***** DATA FOR THIS TASK

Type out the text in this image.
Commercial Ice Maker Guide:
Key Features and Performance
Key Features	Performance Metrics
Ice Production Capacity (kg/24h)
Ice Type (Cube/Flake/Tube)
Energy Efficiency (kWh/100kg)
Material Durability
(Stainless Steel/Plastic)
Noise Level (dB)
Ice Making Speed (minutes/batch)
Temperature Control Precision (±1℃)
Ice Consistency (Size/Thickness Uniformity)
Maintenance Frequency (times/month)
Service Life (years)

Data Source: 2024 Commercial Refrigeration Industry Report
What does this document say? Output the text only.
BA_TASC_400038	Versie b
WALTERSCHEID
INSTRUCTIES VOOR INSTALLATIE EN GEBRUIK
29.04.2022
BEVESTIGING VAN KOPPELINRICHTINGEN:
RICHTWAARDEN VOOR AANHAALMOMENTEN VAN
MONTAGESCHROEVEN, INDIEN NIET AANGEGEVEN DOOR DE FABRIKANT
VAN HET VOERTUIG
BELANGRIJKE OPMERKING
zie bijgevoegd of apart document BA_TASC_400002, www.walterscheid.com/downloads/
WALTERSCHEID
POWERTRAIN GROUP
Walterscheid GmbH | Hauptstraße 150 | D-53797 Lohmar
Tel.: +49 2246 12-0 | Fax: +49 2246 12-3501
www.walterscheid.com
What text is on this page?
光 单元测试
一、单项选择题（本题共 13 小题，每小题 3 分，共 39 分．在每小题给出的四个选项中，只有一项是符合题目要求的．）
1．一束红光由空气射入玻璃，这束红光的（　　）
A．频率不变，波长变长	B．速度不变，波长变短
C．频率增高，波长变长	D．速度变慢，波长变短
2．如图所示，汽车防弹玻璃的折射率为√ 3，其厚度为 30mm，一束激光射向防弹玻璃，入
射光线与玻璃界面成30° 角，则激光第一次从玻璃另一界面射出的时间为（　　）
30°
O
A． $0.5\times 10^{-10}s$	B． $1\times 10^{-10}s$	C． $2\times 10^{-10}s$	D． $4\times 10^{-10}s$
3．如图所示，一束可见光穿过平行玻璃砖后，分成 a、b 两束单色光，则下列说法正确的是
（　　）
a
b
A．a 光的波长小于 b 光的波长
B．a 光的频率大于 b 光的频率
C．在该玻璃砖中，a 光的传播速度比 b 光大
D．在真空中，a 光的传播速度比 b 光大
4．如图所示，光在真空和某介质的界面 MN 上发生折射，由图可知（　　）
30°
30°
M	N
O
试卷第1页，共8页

**********

§ AIM OF THE EXERCISE
Write only the number of lines in the data above that include "Features".

§ EXERCISE RESPONSE
2